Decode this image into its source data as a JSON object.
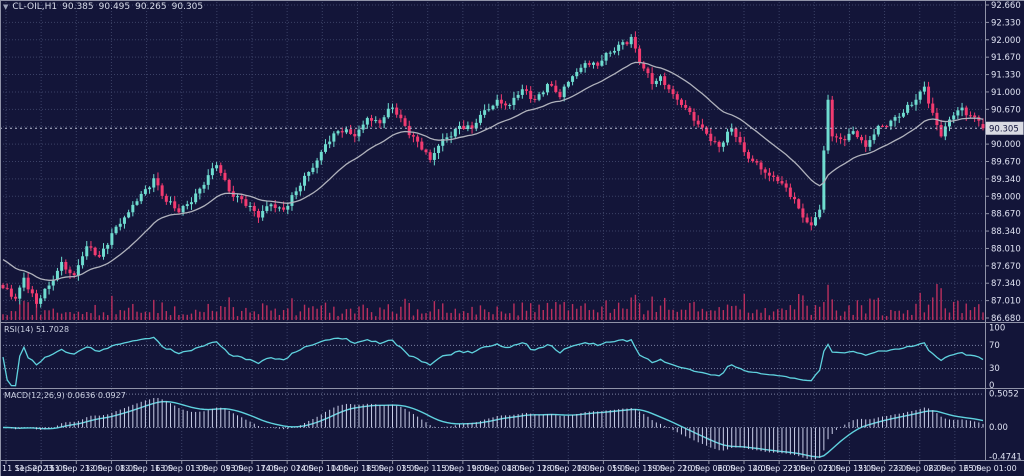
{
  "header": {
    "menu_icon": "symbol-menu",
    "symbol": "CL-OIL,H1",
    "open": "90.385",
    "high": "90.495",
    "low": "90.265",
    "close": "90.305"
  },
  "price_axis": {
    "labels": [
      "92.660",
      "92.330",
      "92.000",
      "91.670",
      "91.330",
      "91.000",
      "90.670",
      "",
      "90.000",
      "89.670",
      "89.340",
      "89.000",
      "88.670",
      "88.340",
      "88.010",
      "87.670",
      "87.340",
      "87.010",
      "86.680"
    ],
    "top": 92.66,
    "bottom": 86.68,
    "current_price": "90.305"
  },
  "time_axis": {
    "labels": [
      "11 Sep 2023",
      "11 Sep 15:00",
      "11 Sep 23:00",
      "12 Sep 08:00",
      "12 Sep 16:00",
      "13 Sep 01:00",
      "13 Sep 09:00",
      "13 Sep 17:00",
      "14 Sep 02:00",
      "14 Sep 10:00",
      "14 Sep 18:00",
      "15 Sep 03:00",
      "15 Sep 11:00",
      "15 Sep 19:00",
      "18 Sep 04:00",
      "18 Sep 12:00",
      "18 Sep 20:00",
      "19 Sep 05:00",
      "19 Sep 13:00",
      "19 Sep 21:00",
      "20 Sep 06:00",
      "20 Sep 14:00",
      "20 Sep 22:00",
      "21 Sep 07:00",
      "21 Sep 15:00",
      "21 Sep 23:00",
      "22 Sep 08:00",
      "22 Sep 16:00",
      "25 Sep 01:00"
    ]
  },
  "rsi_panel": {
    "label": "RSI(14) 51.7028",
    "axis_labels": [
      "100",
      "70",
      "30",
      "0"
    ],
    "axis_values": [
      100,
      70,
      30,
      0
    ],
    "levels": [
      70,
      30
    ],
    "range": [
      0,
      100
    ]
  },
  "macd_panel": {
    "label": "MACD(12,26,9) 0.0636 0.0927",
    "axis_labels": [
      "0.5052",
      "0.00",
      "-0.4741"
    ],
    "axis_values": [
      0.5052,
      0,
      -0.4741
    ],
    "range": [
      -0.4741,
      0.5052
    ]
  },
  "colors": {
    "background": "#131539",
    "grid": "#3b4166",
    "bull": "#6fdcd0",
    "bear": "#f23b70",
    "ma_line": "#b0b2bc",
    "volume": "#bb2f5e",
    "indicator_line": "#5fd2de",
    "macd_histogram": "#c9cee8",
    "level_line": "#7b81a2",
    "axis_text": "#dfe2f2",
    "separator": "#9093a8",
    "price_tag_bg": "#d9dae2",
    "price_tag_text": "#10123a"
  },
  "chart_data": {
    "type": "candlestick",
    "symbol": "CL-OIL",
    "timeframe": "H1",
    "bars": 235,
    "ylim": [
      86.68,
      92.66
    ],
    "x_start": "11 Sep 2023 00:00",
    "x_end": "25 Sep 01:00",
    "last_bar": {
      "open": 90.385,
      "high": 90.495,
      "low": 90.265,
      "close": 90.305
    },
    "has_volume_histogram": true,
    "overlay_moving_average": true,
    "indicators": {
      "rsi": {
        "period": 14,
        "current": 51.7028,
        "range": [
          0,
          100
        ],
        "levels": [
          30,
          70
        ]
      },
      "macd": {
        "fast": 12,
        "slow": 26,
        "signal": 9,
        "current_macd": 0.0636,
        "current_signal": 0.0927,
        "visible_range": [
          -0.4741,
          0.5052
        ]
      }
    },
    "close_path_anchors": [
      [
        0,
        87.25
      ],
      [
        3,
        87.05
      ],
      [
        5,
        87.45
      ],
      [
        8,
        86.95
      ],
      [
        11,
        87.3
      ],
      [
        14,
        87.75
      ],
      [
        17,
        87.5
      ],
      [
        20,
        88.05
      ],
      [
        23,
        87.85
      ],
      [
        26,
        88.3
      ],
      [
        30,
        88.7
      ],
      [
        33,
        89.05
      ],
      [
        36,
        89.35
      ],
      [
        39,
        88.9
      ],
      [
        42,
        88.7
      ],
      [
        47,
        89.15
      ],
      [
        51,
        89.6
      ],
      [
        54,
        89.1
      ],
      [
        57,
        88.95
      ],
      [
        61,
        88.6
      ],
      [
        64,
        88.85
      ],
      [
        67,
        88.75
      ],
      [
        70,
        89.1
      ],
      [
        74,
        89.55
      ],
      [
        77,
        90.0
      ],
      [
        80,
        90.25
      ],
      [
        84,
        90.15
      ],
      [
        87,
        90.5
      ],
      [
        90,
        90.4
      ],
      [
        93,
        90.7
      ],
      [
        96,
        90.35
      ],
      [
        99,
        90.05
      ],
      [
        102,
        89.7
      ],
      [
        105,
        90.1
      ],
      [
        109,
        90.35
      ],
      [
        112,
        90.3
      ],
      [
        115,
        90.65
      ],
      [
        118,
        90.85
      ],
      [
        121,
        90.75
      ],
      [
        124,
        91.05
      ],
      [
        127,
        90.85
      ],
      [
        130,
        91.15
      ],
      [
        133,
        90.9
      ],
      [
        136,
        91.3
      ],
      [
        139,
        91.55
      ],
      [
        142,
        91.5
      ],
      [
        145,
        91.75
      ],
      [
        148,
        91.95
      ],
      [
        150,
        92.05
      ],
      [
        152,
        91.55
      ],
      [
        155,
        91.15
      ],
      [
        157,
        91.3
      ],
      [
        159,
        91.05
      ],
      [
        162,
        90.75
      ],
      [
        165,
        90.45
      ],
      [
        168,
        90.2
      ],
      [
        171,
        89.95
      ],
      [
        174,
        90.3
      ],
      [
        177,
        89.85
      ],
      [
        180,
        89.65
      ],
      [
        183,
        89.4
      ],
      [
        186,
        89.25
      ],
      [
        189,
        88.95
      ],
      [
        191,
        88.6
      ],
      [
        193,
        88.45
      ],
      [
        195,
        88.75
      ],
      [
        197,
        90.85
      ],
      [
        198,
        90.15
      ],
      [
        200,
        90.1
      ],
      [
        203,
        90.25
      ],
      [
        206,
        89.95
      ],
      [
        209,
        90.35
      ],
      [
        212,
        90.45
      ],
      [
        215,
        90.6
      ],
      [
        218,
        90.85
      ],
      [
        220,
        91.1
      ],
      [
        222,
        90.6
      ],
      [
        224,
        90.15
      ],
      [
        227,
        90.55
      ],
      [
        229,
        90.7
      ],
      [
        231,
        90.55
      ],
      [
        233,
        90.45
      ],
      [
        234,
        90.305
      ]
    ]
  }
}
====
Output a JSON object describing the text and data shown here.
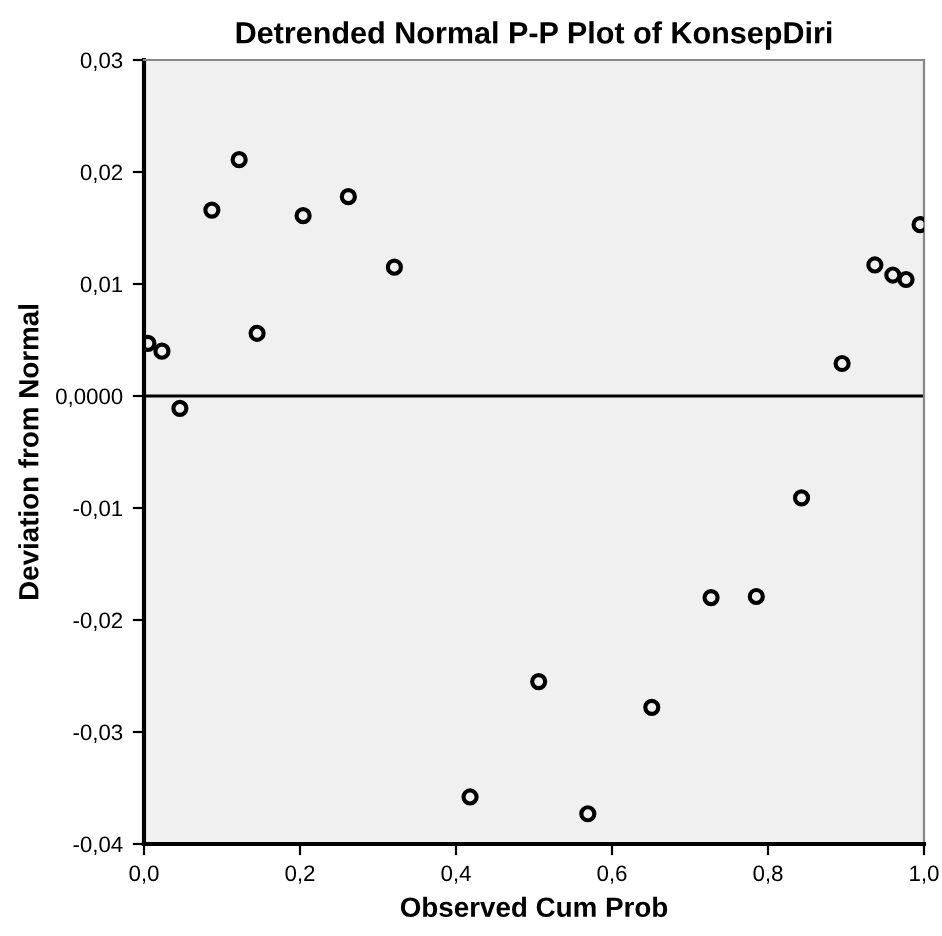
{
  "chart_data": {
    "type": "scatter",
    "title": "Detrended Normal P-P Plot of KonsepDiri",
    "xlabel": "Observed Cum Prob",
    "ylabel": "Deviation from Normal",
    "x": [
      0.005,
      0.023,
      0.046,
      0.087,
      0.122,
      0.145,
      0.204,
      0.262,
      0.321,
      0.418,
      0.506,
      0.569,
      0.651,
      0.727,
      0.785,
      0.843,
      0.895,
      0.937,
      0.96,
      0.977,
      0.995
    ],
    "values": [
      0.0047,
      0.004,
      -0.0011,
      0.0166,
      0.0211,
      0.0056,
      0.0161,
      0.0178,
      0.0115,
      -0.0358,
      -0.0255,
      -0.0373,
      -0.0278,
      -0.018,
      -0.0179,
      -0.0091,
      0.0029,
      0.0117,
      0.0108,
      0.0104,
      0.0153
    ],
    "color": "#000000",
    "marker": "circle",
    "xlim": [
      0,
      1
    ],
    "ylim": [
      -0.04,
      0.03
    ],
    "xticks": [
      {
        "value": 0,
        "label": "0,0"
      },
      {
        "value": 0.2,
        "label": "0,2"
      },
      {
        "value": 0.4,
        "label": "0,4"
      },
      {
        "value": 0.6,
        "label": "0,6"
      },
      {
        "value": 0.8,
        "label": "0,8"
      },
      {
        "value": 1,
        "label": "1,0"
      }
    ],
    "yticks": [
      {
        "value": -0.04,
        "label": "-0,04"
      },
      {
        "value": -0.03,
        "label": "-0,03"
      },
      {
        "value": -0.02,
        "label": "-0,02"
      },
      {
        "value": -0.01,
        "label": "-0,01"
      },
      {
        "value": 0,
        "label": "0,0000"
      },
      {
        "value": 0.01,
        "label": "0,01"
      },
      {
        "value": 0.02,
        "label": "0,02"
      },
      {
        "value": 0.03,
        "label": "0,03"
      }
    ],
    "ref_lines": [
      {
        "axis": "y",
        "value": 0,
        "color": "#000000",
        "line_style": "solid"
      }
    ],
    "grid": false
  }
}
====
DIRECTIVE |
Above are the records; copy every line in them that holds the word "true".

COMPLETED TASK |
    "has_volume_histogram": true,
    "overlay_moving_average": true,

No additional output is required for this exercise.